> Stated task
Tally the lines in the following entries that include the word "unrelated"; state only the total.
--- Start Stored records ---
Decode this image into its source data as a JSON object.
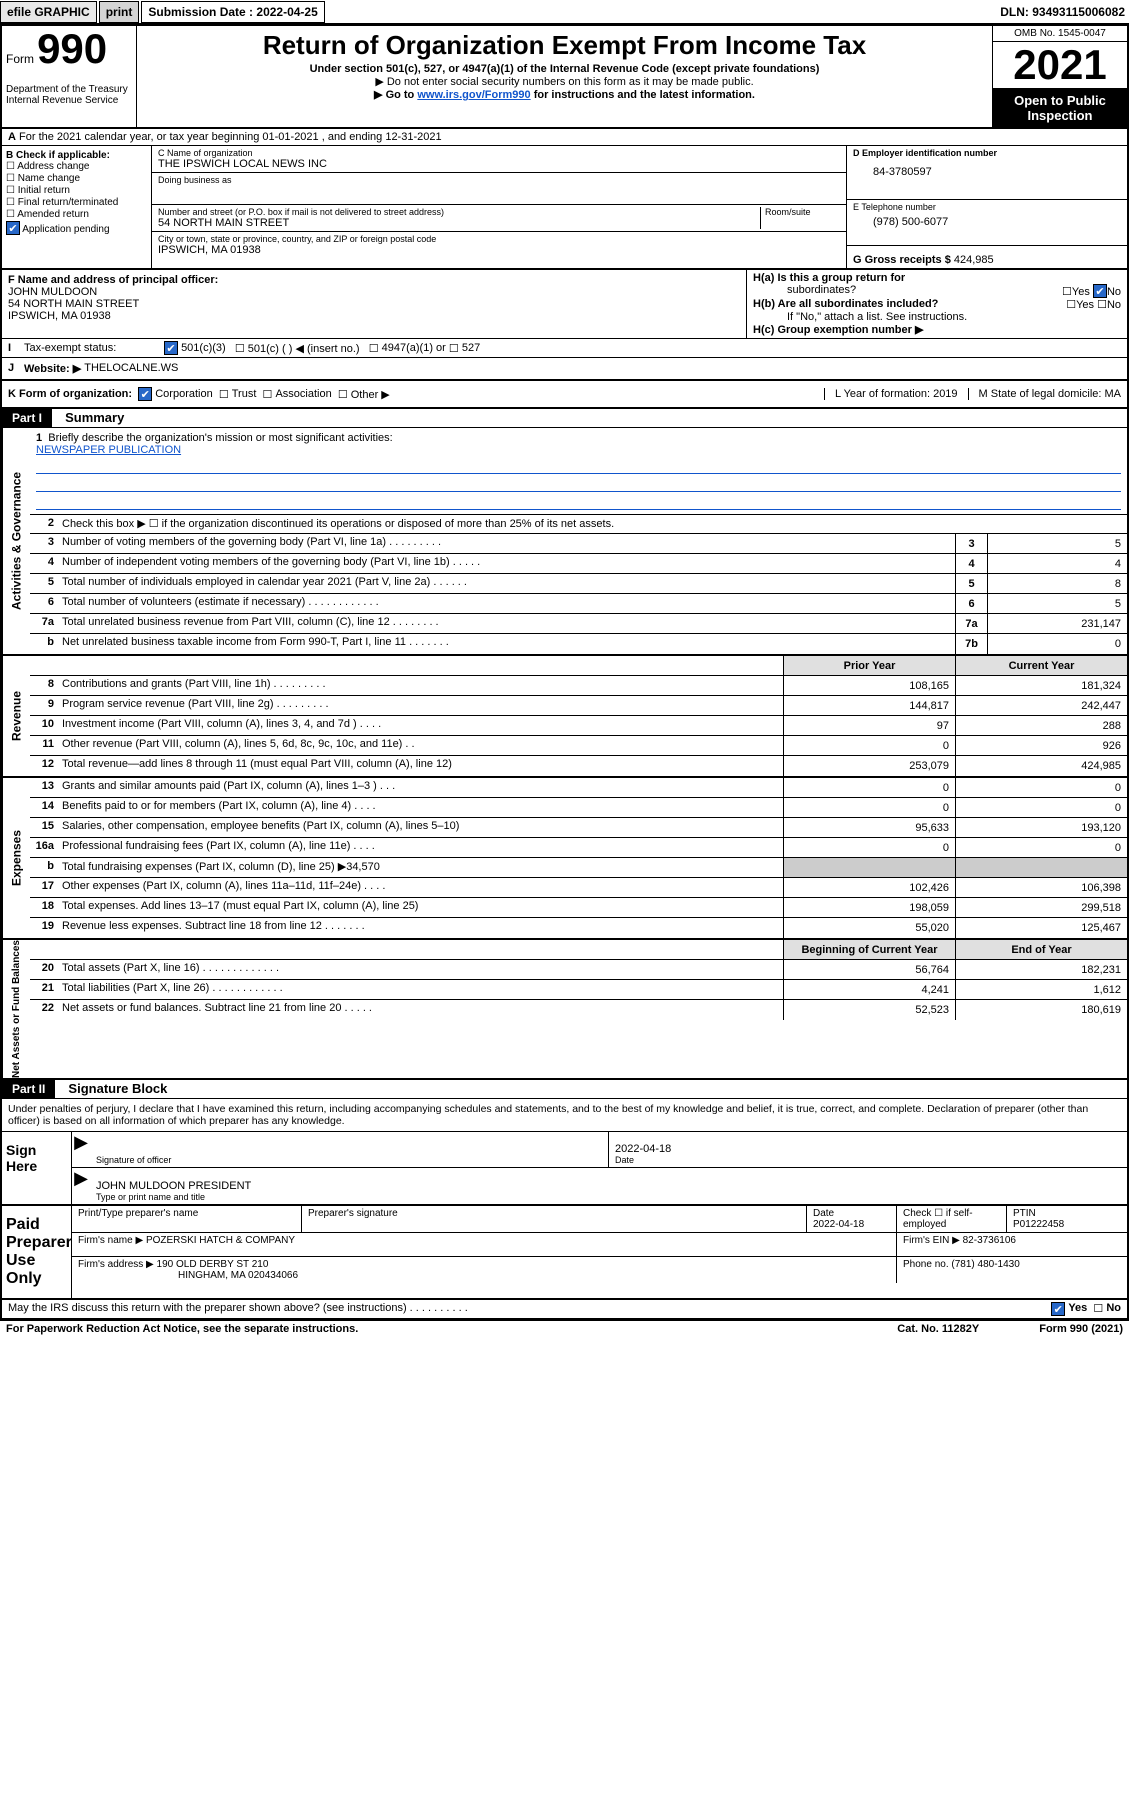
{
  "topbar": {
    "efile": "efile GRAPHIC",
    "print": "print",
    "sub_label": "Submission Date :",
    "sub_date": "2022-04-25",
    "dln": "DLN: 93493115006082"
  },
  "header": {
    "form_label": "Form",
    "form_num": "990",
    "dept": "Department of the Treasury\nInternal Revenue Service",
    "title": "Return of Organization Exempt From Income Tax",
    "subtitle": "Under section 501(c), 527, or 4947(a)(1) of the Internal Revenue Code (except private foundations)",
    "sub2": "▶ Do not enter social security numbers on this form as it may be made public.",
    "sub3_a": "▶ Go to ",
    "sub3_link": "www.irs.gov/Form990",
    "sub3_b": " for instructions and the latest information.",
    "omb": "OMB No. 1545-0047",
    "year": "2021",
    "inspect": "Open to Public Inspection"
  },
  "rowA": "For the 2021 calendar year, or tax year beginning 01-01-2021    , and ending 12-31-2021",
  "boxB": {
    "label": "B Check if applicable:",
    "opts": [
      "Address change",
      "Name change",
      "Initial return",
      "Final return/terminated",
      "Amended return",
      "Application pending"
    ]
  },
  "boxC": {
    "name_lbl": "C Name of organization",
    "name": "THE IPSWICH LOCAL NEWS INC",
    "dba_lbl": "Doing business as",
    "street_lbl": "Number and street (or P.O. box if mail is not delivered to street address)",
    "room_lbl": "Room/suite",
    "street": "54 NORTH MAIN STREET",
    "city_lbl": "City or town, state or province, country, and ZIP or foreign postal code",
    "city": "IPSWICH, MA  01938"
  },
  "boxD": {
    "lbl": "D Employer identification number",
    "val": "84-3780597"
  },
  "boxE": {
    "lbl": "E Telephone number",
    "val": "(978) 500-6077"
  },
  "boxG": {
    "lbl": "G Gross receipts $",
    "val": "424,985"
  },
  "boxF": {
    "lbl": "F Name and address of principal officer:",
    "name": "JOHN MULDOON",
    "street": "54 NORTH MAIN STREET",
    "city": "IPSWICH, MA  01938"
  },
  "boxH": {
    "a": "H(a)  Is this a group return for",
    "a2": "subordinates?",
    "b": "H(b)  Are all subordinates included?",
    "note": "If \"No,\" attach a list. See instructions.",
    "c": "H(c)  Group exemption number ▶",
    "yes": "Yes",
    "no": "No"
  },
  "rowI": {
    "lbl": "Tax-exempt status:",
    "opt1": "501(c)(3)",
    "opt2": "501(c) (  ) ◀ (insert no.)",
    "opt3": "4947(a)(1) or",
    "opt4": "527"
  },
  "rowJ": {
    "lbl": "Website: ▶",
    "val": "THELOCALNE.WS"
  },
  "rowK": {
    "lbl": "K Form of organization:",
    "opts": [
      "Corporation",
      "Trust",
      "Association",
      "Other ▶"
    ],
    "L": "L Year of formation: 2019",
    "M": "M State of legal domicile: MA"
  },
  "part1": {
    "hdr": "Part I",
    "title": "Summary"
  },
  "sections": {
    "gov": {
      "side": "Activities & Governance",
      "q1": "Briefly describe the organization's mission or most significant activities:",
      "mission": "NEWSPAPER PUBLICATION",
      "q2": "Check this box ▶ ☐  if the organization discontinued its operations or disposed of more than 25% of its net assets.",
      "rows": [
        {
          "n": "3",
          "d": "Number of voting members of the governing body (Part VI, line 1a)  .   .   .   .   .   .   .   .   .",
          "c": "3",
          "v": "5"
        },
        {
          "n": "4",
          "d": "Number of independent voting members of the governing body (Part VI, line 1b)   .   .   .   .   .",
          "c": "4",
          "v": "4"
        },
        {
          "n": "5",
          "d": "Total number of individuals employed in calendar year 2021 (Part V, line 2a)  .   .   .   .   .   .",
          "c": "5",
          "v": "8"
        },
        {
          "n": "6",
          "d": "Total number of volunteers (estimate if necessary)   .   .   .   .   .   .   .   .   .   .   .   .",
          "c": "6",
          "v": "5"
        },
        {
          "n": "7a",
          "d": "Total unrelated business revenue from Part VIII, column (C), line 12   .   .   .   .   .   .   .   .",
          "c": "7a",
          "v": "231,147"
        },
        {
          "n": "b",
          "d": "Net unrelated business taxable income from Form 990-T, Part I, line 11   .   .   .   .   .   .   .",
          "c": "7b",
          "v": "0"
        }
      ]
    },
    "rev": {
      "side": "Revenue",
      "hdr_prior": "Prior Year",
      "hdr_curr": "Current Year",
      "rows": [
        {
          "n": "8",
          "d": "Contributions and grants (Part VIII, line 1h)   .   .   .   .   .   .   .   .   .",
          "p": "108,165",
          "c": "181,324"
        },
        {
          "n": "9",
          "d": "Program service revenue (Part VIII, line 2g)   .   .   .   .   .   .   .   .   .",
          "p": "144,817",
          "c": "242,447"
        },
        {
          "n": "10",
          "d": "Investment income (Part VIII, column (A), lines 3, 4, and 7d )   .   .   .   .",
          "p": "97",
          "c": "288"
        },
        {
          "n": "11",
          "d": "Other revenue (Part VIII, column (A), lines 5, 6d, 8c, 9c, 10c, and 11e)   .   .",
          "p": "0",
          "c": "926"
        },
        {
          "n": "12",
          "d": "Total revenue—add lines 8 through 11 (must equal Part VIII, column (A), line 12)",
          "p": "253,079",
          "c": "424,985"
        }
      ]
    },
    "exp": {
      "side": "Expenses",
      "rows": [
        {
          "n": "13",
          "d": "Grants and similar amounts paid (Part IX, column (A), lines 1–3 )   .   .   .",
          "p": "0",
          "c": "0"
        },
        {
          "n": "14",
          "d": "Benefits paid to or for members (Part IX, column (A), line 4)   .   .   .   .",
          "p": "0",
          "c": "0"
        },
        {
          "n": "15",
          "d": "Salaries, other compensation, employee benefits (Part IX, column (A), lines 5–10)",
          "p": "95,633",
          "c": "193,120"
        },
        {
          "n": "16a",
          "d": "Professional fundraising fees (Part IX, column (A), line 11e)   .   .   .   .",
          "p": "0",
          "c": "0"
        },
        {
          "n": "b",
          "d": "Total fundraising expenses (Part IX, column (D), line 25) ▶34,570",
          "p": "",
          "c": "",
          "shade": true
        },
        {
          "n": "17",
          "d": "Other expenses (Part IX, column (A), lines 11a–11d, 11f–24e)   .   .   .   .",
          "p": "102,426",
          "c": "106,398"
        },
        {
          "n": "18",
          "d": "Total expenses. Add lines 13–17 (must equal Part IX, column (A), line 25)",
          "p": "198,059",
          "c": "299,518"
        },
        {
          "n": "19",
          "d": "Revenue less expenses. Subtract line 18 from line 12 .   .   .   .   .   .   .",
          "p": "55,020",
          "c": "125,467"
        }
      ]
    },
    "net": {
      "side": "Net Assets or Fund Balances",
      "hdr_beg": "Beginning of Current Year",
      "hdr_end": "End of Year",
      "rows": [
        {
          "n": "20",
          "d": "Total assets (Part X, line 16)   .   .   .   .   .   .   .   .   .   .   .   .   .",
          "p": "56,764",
          "c": "182,231"
        },
        {
          "n": "21",
          "d": "Total liabilities (Part X, line 26)    .   .   .   .   .   .   .   .   .   .   .   .",
          "p": "4,241",
          "c": "1,612"
        },
        {
          "n": "22",
          "d": "Net assets or fund balances. Subtract line 21 from line 20 .   .   .   .   .",
          "p": "52,523",
          "c": "180,619"
        }
      ]
    }
  },
  "part2": {
    "hdr": "Part II",
    "title": "Signature Block"
  },
  "sig": {
    "note": "Under penalties of perjury, I declare that I have examined this return, including accompanying schedules and statements, and to the best of my knowledge and belief, it is true, correct, and complete. Declaration of preparer (other than officer) is based on all information of which preparer has any knowledge.",
    "sign_here": "Sign Here",
    "off_lbl": "Signature of officer",
    "date": "2022-04-18",
    "date_lbl": "Date",
    "name": "JOHN MULDOON PRESIDENT",
    "name_lbl": "Type or print name and title"
  },
  "prep": {
    "side": "Paid Preparer Use Only",
    "h1": "Print/Type preparer's name",
    "h2": "Preparer's signature",
    "h3": "Date",
    "h3v": "2022-04-18",
    "h4": "Check ☐ if self-employed",
    "h5": "PTIN",
    "h5v": "P01222458",
    "firm_lbl": "Firm's name    ▶",
    "firm": "POZERSKI HATCH & COMPANY",
    "ein_lbl": "Firm's EIN ▶",
    "ein": "82-3736106",
    "addr_lbl": "Firm's address ▶",
    "addr1": "190 OLD DERBY ST 210",
    "addr2": "HINGHAM, MA  020434066",
    "phone_lbl": "Phone no.",
    "phone": "(781) 480-1430"
  },
  "footer": {
    "q": "May the IRS discuss this return with the preparer shown above? (see instructions)   .   .   .   .   .   .   .   .   .   .",
    "yes": "Yes",
    "no": "No",
    "pra": "For Paperwork Reduction Act Notice, see the separate instructions.",
    "cat": "Cat. No. 11282Y",
    "form": "Form 990 (2021)"
  }
}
--- End Stored records ---
> Exercise result
2